──────── Information shown ────────
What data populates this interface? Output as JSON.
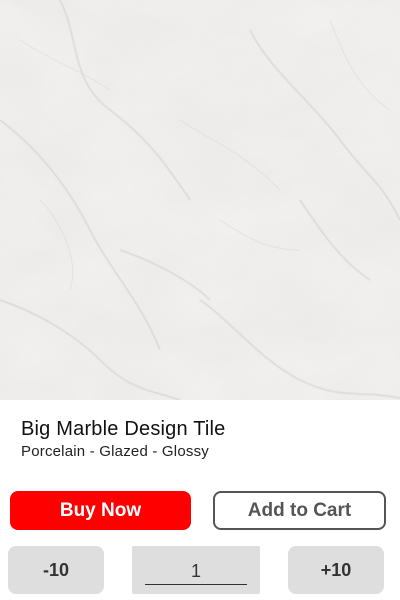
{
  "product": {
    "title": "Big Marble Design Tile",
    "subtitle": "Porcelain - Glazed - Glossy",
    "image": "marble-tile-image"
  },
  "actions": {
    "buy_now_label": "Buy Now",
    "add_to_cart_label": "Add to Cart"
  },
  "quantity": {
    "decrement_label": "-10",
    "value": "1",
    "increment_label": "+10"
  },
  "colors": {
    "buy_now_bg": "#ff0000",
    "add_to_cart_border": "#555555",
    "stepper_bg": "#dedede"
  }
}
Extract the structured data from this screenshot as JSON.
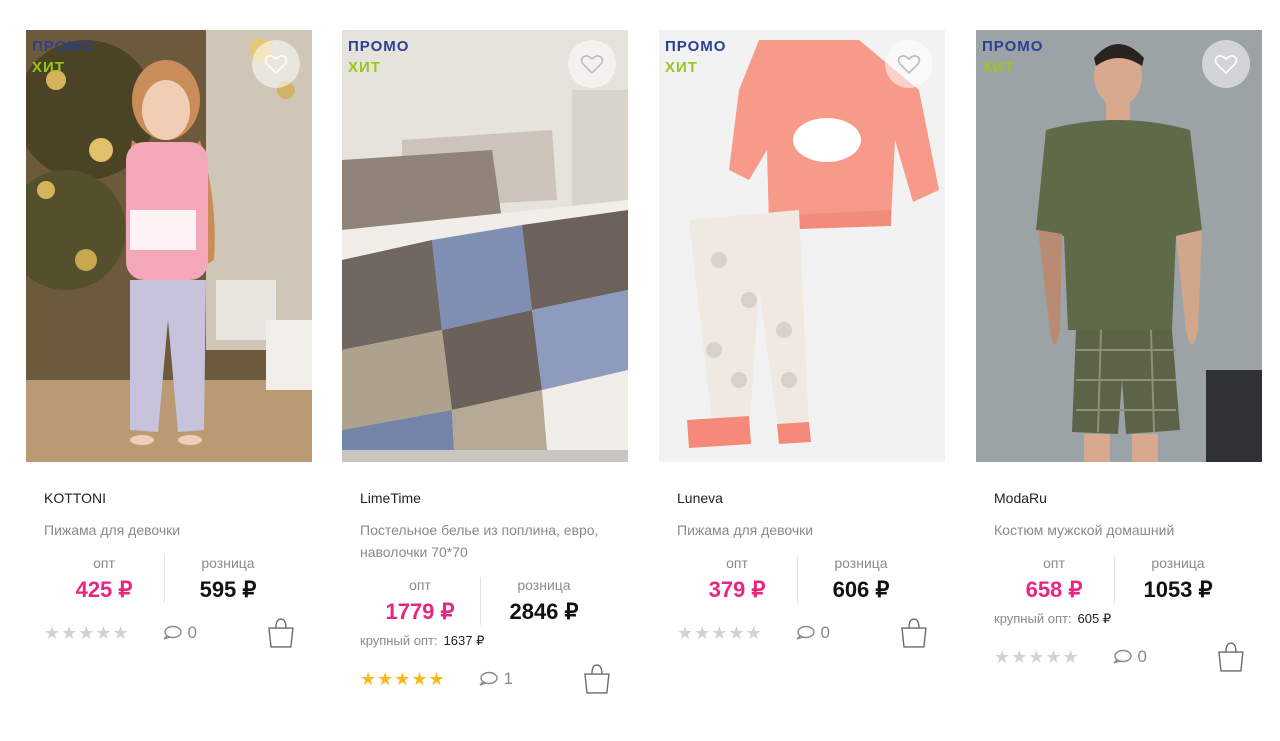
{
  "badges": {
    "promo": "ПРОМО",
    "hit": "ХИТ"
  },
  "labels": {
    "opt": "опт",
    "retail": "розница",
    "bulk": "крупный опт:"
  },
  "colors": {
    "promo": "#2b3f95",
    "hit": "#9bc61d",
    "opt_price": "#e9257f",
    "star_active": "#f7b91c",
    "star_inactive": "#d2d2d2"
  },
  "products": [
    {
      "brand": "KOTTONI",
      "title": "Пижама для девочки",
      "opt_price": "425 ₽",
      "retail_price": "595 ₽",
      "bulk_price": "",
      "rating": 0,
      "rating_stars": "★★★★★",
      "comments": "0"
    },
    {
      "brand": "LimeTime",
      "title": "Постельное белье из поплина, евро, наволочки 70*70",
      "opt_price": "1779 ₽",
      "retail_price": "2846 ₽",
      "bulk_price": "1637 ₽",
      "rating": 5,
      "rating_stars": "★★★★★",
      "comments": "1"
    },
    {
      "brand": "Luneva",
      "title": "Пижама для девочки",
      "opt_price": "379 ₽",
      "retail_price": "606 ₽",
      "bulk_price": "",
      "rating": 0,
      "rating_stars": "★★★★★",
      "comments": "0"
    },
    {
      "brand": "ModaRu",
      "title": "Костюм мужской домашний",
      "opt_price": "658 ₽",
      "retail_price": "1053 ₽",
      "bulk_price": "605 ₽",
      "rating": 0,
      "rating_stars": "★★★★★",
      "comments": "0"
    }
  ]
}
────────
──────── Information shown ────────
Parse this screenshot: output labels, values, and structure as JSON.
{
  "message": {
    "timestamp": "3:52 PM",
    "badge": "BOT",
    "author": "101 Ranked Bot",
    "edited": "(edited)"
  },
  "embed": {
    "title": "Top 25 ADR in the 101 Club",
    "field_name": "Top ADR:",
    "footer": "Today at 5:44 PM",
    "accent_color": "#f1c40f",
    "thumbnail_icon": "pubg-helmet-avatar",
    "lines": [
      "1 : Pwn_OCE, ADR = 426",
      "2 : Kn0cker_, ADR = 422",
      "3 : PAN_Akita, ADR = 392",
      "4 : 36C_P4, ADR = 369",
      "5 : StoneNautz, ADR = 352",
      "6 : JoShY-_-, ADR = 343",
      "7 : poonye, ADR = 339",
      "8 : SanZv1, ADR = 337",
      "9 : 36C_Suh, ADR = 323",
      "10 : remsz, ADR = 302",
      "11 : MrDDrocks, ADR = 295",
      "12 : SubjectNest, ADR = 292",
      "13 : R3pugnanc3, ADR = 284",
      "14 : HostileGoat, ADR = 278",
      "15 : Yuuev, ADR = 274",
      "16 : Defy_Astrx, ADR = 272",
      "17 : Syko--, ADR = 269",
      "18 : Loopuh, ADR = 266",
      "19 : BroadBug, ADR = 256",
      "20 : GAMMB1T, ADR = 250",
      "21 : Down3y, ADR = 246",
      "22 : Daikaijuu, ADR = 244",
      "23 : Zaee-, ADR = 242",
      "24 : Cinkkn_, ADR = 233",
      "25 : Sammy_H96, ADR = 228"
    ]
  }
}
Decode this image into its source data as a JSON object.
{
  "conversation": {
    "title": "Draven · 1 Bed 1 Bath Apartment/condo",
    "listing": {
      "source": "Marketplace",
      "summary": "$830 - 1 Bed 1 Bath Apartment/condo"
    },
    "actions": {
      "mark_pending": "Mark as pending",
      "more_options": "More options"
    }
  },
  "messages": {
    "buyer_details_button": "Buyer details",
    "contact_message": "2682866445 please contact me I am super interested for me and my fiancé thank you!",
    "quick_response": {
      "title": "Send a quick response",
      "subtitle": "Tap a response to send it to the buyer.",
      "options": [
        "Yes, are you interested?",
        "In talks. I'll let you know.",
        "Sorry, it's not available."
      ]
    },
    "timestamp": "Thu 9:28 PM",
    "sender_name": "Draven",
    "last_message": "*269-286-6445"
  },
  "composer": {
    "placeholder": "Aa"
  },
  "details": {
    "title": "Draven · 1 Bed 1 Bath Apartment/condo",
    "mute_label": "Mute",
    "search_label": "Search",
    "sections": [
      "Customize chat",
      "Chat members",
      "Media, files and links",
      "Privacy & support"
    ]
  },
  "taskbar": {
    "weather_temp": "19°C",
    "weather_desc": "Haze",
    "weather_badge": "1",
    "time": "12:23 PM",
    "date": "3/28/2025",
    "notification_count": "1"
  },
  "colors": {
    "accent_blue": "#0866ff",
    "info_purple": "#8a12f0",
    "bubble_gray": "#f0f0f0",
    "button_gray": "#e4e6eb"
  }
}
────────
■ **The task**: Look through the entries above for the word "JSON". Copy every line where it shows up.

■ **Reply to the exercise**:
What data populates this interface? Output as JSON.
Extract the structured data from this screenshot as JSON.
Parse this screenshot: output labels, values, and structure as JSON.
Decode this image into its source data as a JSON object.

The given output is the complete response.